** Begin **
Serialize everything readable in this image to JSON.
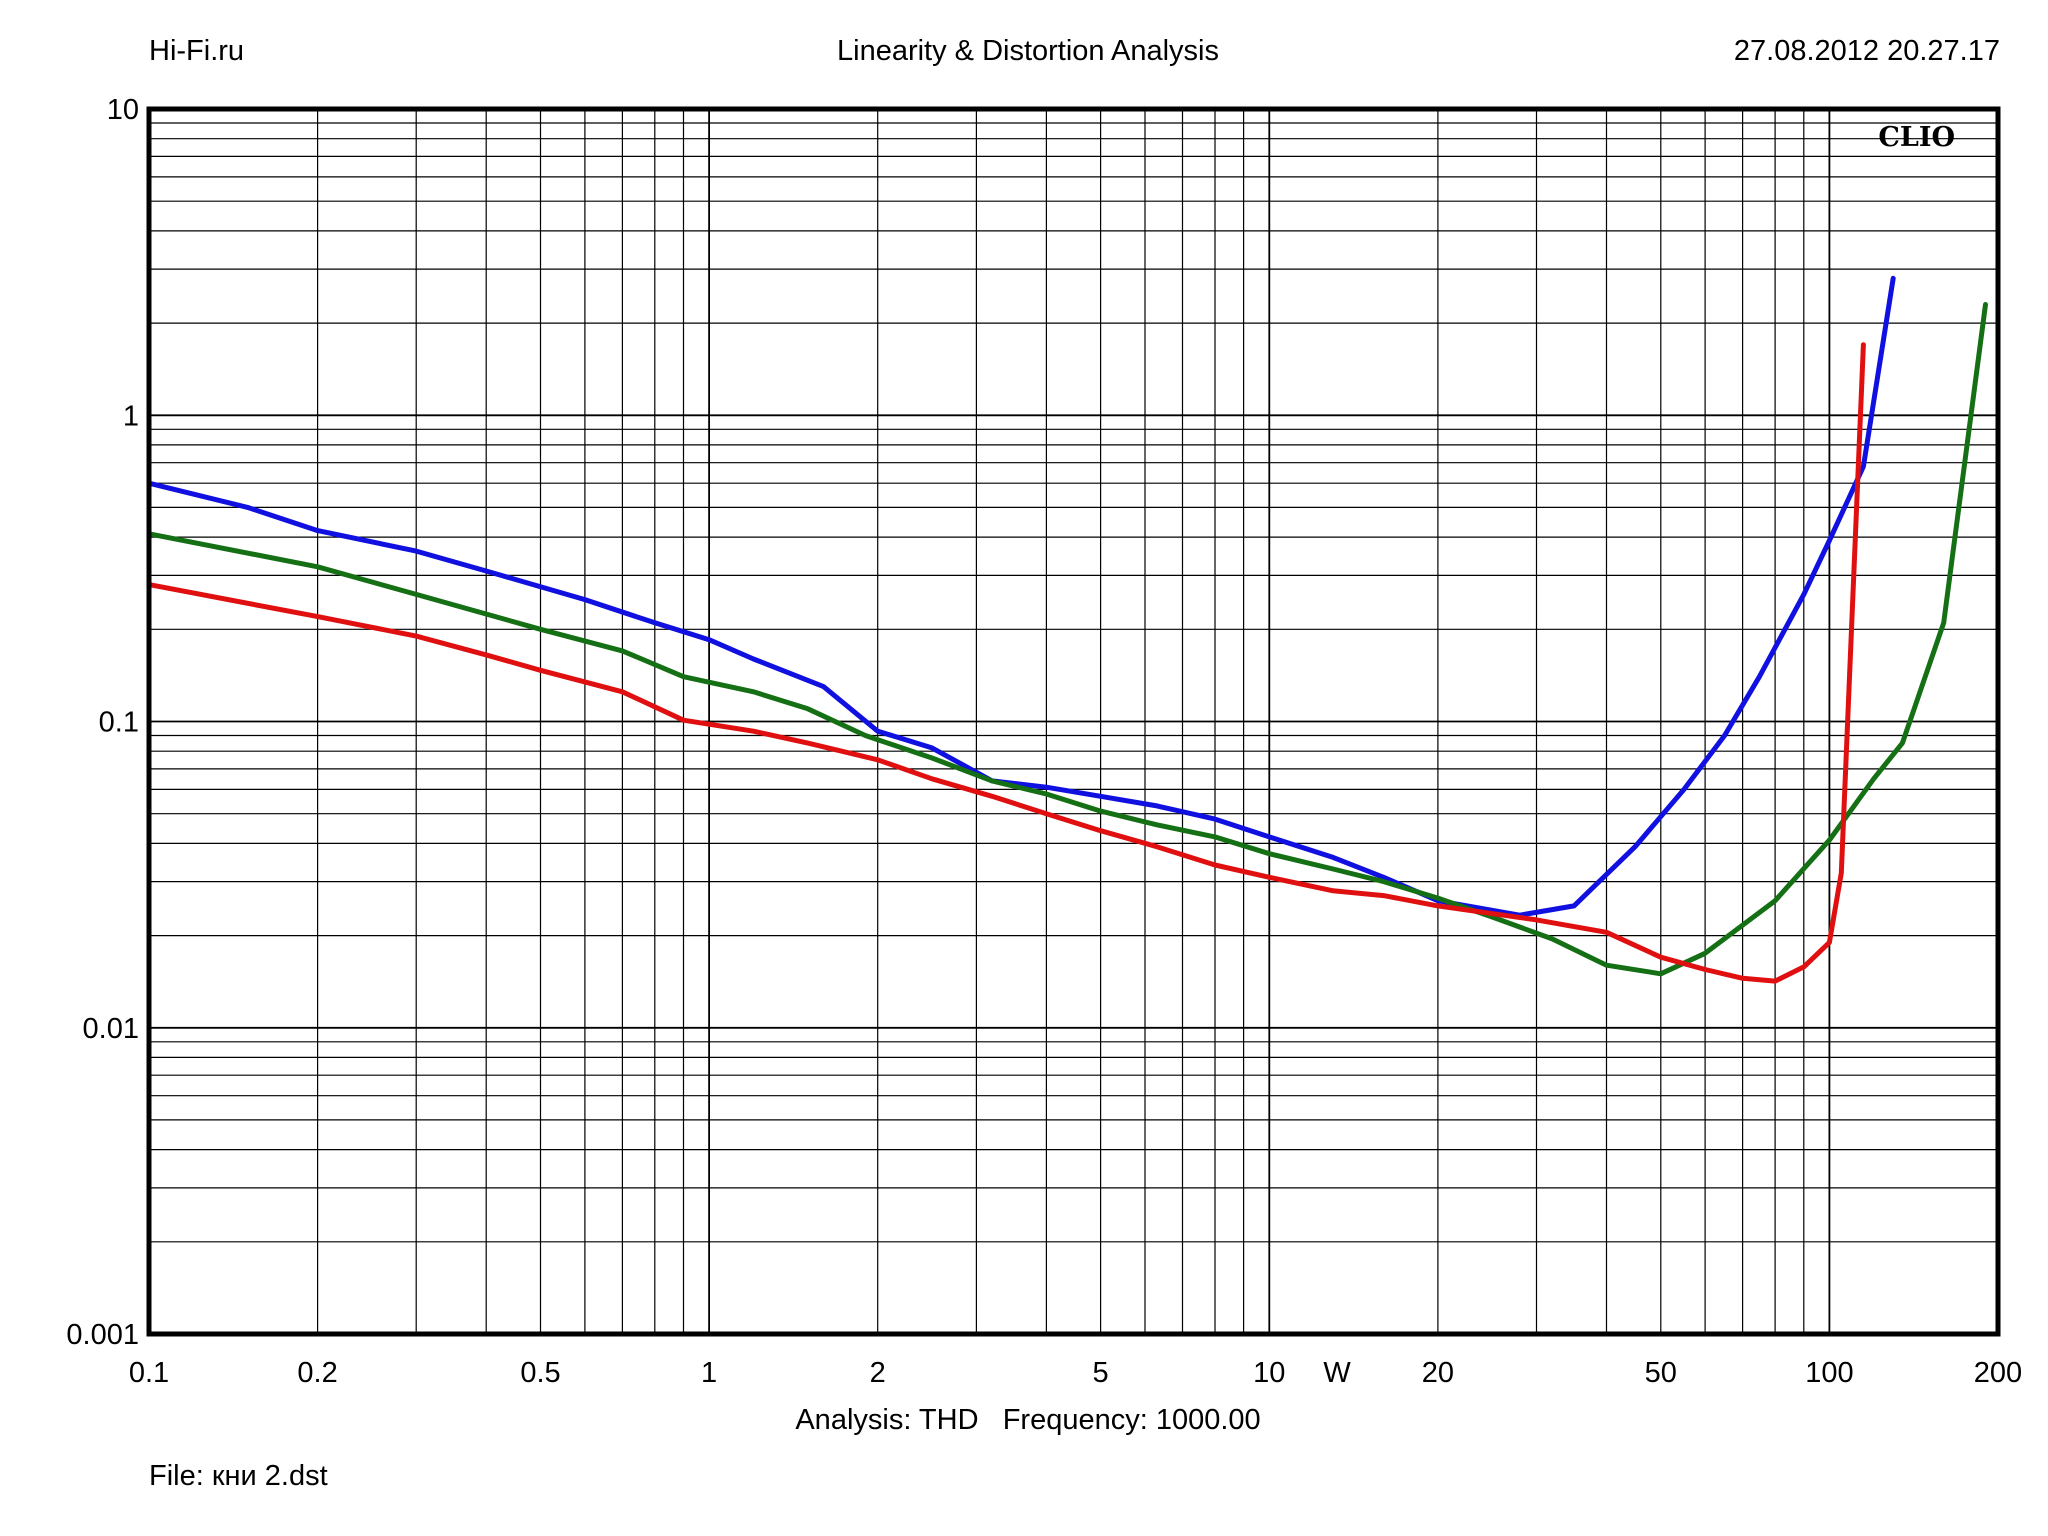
{
  "header": {
    "left": "Hi-Fi.ru",
    "center": "Linearity & Distortion Analysis",
    "right": "27.08.2012 20.27.17"
  },
  "footer": {
    "analysis": "Analysis: THD   Frequency: 1000.00",
    "file": "File: кни 2.dst"
  },
  "chart_data": {
    "type": "line",
    "brand": "CLIO",
    "xscale": "log",
    "yscale": "log",
    "xlim": [
      0.1,
      200
    ],
    "ylim": [
      0.001,
      10
    ],
    "grid": true,
    "xlabel": "W",
    "x_ticks": [
      {
        "v": 0.1,
        "label": "0.1"
      },
      {
        "v": 0.2,
        "label": "0.2"
      },
      {
        "v": 0.5,
        "label": "0.5"
      },
      {
        "v": 1,
        "label": "1"
      },
      {
        "v": 2,
        "label": "2"
      },
      {
        "v": 5,
        "label": "5"
      },
      {
        "v": 10,
        "label": "10"
      },
      {
        "v": 20,
        "label": "20"
      },
      {
        "v": 50,
        "label": "50"
      },
      {
        "v": 100,
        "label": "100"
      },
      {
        "v": 200,
        "label": "200"
      }
    ],
    "y_ticks": [
      {
        "v": 10,
        "label": "10"
      },
      {
        "v": 1,
        "label": "1"
      },
      {
        "v": 0.1,
        "label": "0.1"
      },
      {
        "v": 0.01,
        "label": "0.01"
      },
      {
        "v": 0.001,
        "label": "0.001"
      }
    ],
    "series": [
      {
        "color": "#1010e0",
        "points": [
          [
            0.1,
            0.6
          ],
          [
            0.15,
            0.5
          ],
          [
            0.2,
            0.42
          ],
          [
            0.3,
            0.36
          ],
          [
            0.4,
            0.31
          ],
          [
            0.6,
            0.25
          ],
          [
            0.8,
            0.21
          ],
          [
            1.0,
            0.185
          ],
          [
            1.2,
            0.16
          ],
          [
            1.6,
            0.13
          ],
          [
            2.0,
            0.093
          ],
          [
            2.5,
            0.082
          ],
          [
            3.2,
            0.064
          ],
          [
            4.0,
            0.061
          ],
          [
            5.0,
            0.057
          ],
          [
            6.3,
            0.053
          ],
          [
            8.0,
            0.048
          ],
          [
            10,
            0.042
          ],
          [
            13,
            0.036
          ],
          [
            16,
            0.031
          ],
          [
            20,
            0.026
          ],
          [
            28,
            0.0233
          ],
          [
            35,
            0.025
          ],
          [
            45,
            0.039
          ],
          [
            55,
            0.06
          ],
          [
            65,
            0.09
          ],
          [
            75,
            0.14
          ],
          [
            90,
            0.26
          ],
          [
            100,
            0.39
          ],
          [
            115,
            0.68
          ],
          [
            130,
            2.8
          ]
        ]
      },
      {
        "color": "#157015",
        "points": [
          [
            0.1,
            0.41
          ],
          [
            0.2,
            0.32
          ],
          [
            0.3,
            0.26
          ],
          [
            0.5,
            0.2
          ],
          [
            0.7,
            0.17
          ],
          [
            0.9,
            0.14
          ],
          [
            1.2,
            0.125
          ],
          [
            1.5,
            0.11
          ],
          [
            1.9,
            0.09
          ],
          [
            2.5,
            0.076
          ],
          [
            3.2,
            0.064
          ],
          [
            4.0,
            0.058
          ],
          [
            5.0,
            0.051
          ],
          [
            6.3,
            0.046
          ],
          [
            8.0,
            0.042
          ],
          [
            10,
            0.037
          ],
          [
            13,
            0.033
          ],
          [
            16,
            0.03
          ],
          [
            20,
            0.0265
          ],
          [
            25,
            0.023
          ],
          [
            32,
            0.0195
          ],
          [
            40,
            0.016
          ],
          [
            50,
            0.015
          ],
          [
            60,
            0.0175
          ],
          [
            80,
            0.026
          ],
          [
            100,
            0.041
          ],
          [
            120,
            0.065
          ],
          [
            135,
            0.085
          ],
          [
            160,
            0.21
          ],
          [
            190,
            2.3
          ]
        ]
      },
      {
        "color": "#e01010",
        "points": [
          [
            0.1,
            0.28
          ],
          [
            0.2,
            0.22
          ],
          [
            0.3,
            0.19
          ],
          [
            0.4,
            0.165
          ],
          [
            0.5,
            0.147
          ],
          [
            0.7,
            0.125
          ],
          [
            0.9,
            0.101
          ],
          [
            1.2,
            0.093
          ],
          [
            1.5,
            0.085
          ],
          [
            2.0,
            0.075
          ],
          [
            2.5,
            0.065
          ],
          [
            3.2,
            0.057
          ],
          [
            4.0,
            0.05
          ],
          [
            5.0,
            0.044
          ],
          [
            6.3,
            0.039
          ],
          [
            8.0,
            0.034
          ],
          [
            10,
            0.031
          ],
          [
            13,
            0.028
          ],
          [
            16,
            0.027
          ],
          [
            20,
            0.025
          ],
          [
            30,
            0.0225
          ],
          [
            40,
            0.0205
          ],
          [
            50,
            0.017
          ],
          [
            60,
            0.0155
          ],
          [
            70,
            0.0145
          ],
          [
            80,
            0.0142
          ],
          [
            90,
            0.0158
          ],
          [
            100,
            0.019
          ],
          [
            105,
            0.032
          ],
          [
            115,
            1.7
          ]
        ]
      }
    ]
  }
}
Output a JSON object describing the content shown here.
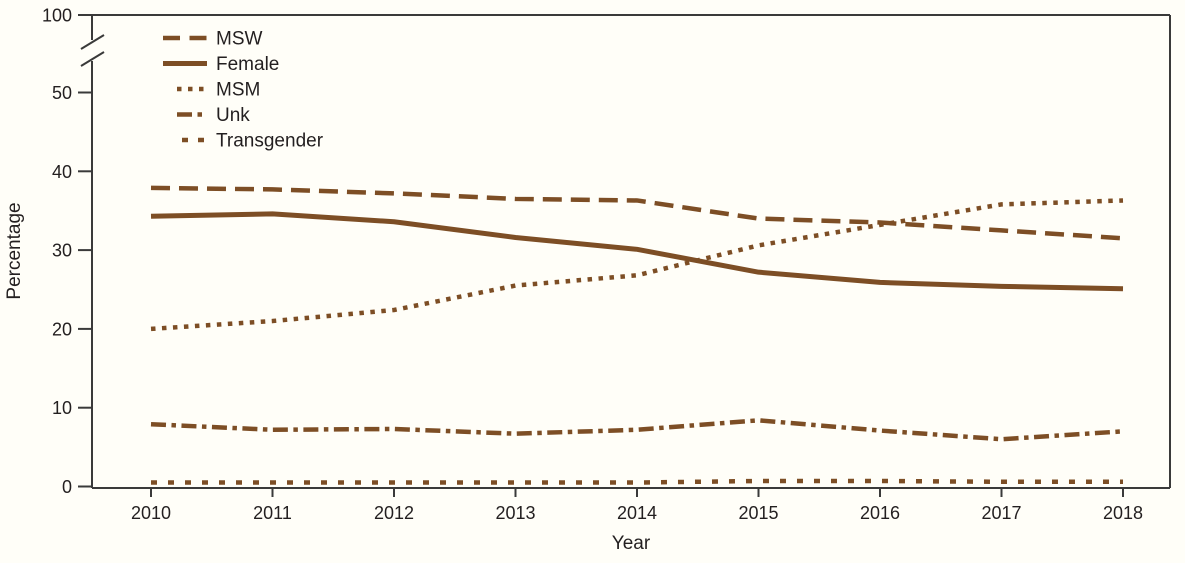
** End **
## WRITTEN REQUEST
Omit the pictures. Output every record above word for word.

## TASK RESPONSE
Serialize everything readable in this image to JSON.
{
  "header": {
    "left": "Hi-Fi.ru",
    "center": "Linearity & Distortion Analysis",
    "right": "27.08.2012 20.27.17"
  },
  "footer": {
    "analysis": "Analysis: THD   Frequency: 1000.00",
    "file": "File: кни 2.dst"
  },
  "chart_data": {
    "type": "line",
    "brand": "CLIO",
    "xscale": "log",
    "yscale": "log",
    "xlim": [
      0.1,
      200
    ],
    "ylim": [
      0.001,
      10
    ],
    "grid": true,
    "xlabel": "W",
    "x_ticks": [
      {
        "v": 0.1,
        "label": "0.1"
      },
      {
        "v": 0.2,
        "label": "0.2"
      },
      {
        "v": 0.5,
        "label": "0.5"
      },
      {
        "v": 1,
        "label": "1"
      },
      {
        "v": 2,
        "label": "2"
      },
      {
        "v": 5,
        "label": "5"
      },
      {
        "v": 10,
        "label": "10"
      },
      {
        "v": 20,
        "label": "20"
      },
      {
        "v": 50,
        "label": "50"
      },
      {
        "v": 100,
        "label": "100"
      },
      {
        "v": 200,
        "label": "200"
      }
    ],
    "y_ticks": [
      {
        "v": 10,
        "label": "10"
      },
      {
        "v": 1,
        "label": "1"
      },
      {
        "v": 0.1,
        "label": "0.1"
      },
      {
        "v": 0.01,
        "label": "0.01"
      },
      {
        "v": 0.001,
        "label": "0.001"
      }
    ],
    "series": [
      {
        "color": "#1010e0",
        "points": [
          [
            0.1,
            0.6
          ],
          [
            0.15,
            0.5
          ],
          [
            0.2,
            0.42
          ],
          [
            0.3,
            0.36
          ],
          [
            0.4,
            0.31
          ],
          [
            0.6,
            0.25
          ],
          [
            0.8,
            0.21
          ],
          [
            1.0,
            0.185
          ],
          [
            1.2,
            0.16
          ],
          [
            1.6,
            0.13
          ],
          [
            2.0,
            0.093
          ],
          [
            2.5,
            0.082
          ],
          [
            3.2,
            0.064
          ],
          [
            4.0,
            0.061
          ],
          [
            5.0,
            0.057
          ],
          [
            6.3,
            0.053
          ],
          [
            8.0,
            0.048
          ],
          [
            10,
            0.042
          ],
          [
            13,
            0.036
          ],
          [
            16,
            0.031
          ],
          [
            20,
            0.026
          ],
          [
            28,
            0.0233
          ],
          [
            35,
            0.025
          ],
          [
            45,
            0.039
          ],
          [
            55,
            0.06
          ],
          [
            65,
            0.09
          ],
          [
            75,
            0.14
          ],
          [
            90,
            0.26
          ],
          [
            100,
            0.39
          ],
          [
            115,
            0.68
          ],
          [
            130,
            2.8
          ]
        ]
      },
      {
        "color": "#157015",
        "points": [
          [
            0.1,
            0.41
          ],
          [
            0.2,
            0.32
          ],
          [
            0.3,
            0.26
          ],
          [
            0.5,
            0.2
          ],
          [
            0.7,
            0.17
          ],
          [
            0.9,
            0.14
          ],
          [
            1.2,
            0.125
          ],
          [
            1.5,
            0.11
          ],
          [
            1.9,
            0.09
          ],
          [
            2.5,
            0.076
          ],
          [
            3.2,
            0.064
          ],
          [
            4.0,
            0.058
          ],
          [
            5.0,
            0.051
          ],
          [
            6.3,
            0.046
          ],
          [
            8.0,
            0.042
          ],
          [
            10,
            0.037
          ],
          [
            13,
            0.033
          ],
          [
            16,
            0.03
          ],
          [
            20,
            0.0265
          ],
          [
            25,
            0.023
          ],
          [
            32,
            0.0195
          ],
          [
            40,
            0.016
          ],
          [
            50,
            0.015
          ],
          [
            60,
            0.0175
          ],
          [
            80,
            0.026
          ],
          [
            100,
            0.041
          ],
          [
            120,
            0.065
          ],
          [
            135,
            0.085
          ],
          [
            160,
            0.21
          ],
          [
            190,
            2.3
          ]
        ]
      },
      {
        "color": "#e01010",
        "points": [
          [
            0.1,
            0.28
          ],
          [
            0.2,
            0.22
          ],
          [
            0.3,
            0.19
          ],
          [
            0.4,
            0.165
          ],
          [
            0.5,
            0.147
          ],
          [
            0.7,
            0.125
          ],
          [
            0.9,
            0.101
          ],
          [
            1.2,
            0.093
          ],
          [
            1.5,
            0.085
          ],
          [
            2.0,
            0.075
          ],
          [
            2.5,
            0.065
          ],
          [
            3.2,
            0.057
          ],
          [
            4.0,
            0.05
          ],
          [
            5.0,
            0.044
          ],
          [
            6.3,
            0.039
          ],
          [
            8.0,
            0.034
          ],
          [
            10,
            0.031
          ],
          [
            13,
            0.028
          ],
          [
            16,
            0.027
          ],
          [
            20,
            0.025
          ],
          [
            30,
            0.0225
          ],
          [
            40,
            0.0205
          ],
          [
            50,
            0.017
          ],
          [
            60,
            0.0155
          ],
          [
            70,
            0.0145
          ],
          [
            80,
            0.0142
          ],
          [
            90,
            0.0158
          ],
          [
            100,
            0.019
          ],
          [
            105,
            0.032
          ],
          [
            115,
            1.7
          ]
        ]
      }
    ]
  }
}
Output a JSON object describing the content shown here.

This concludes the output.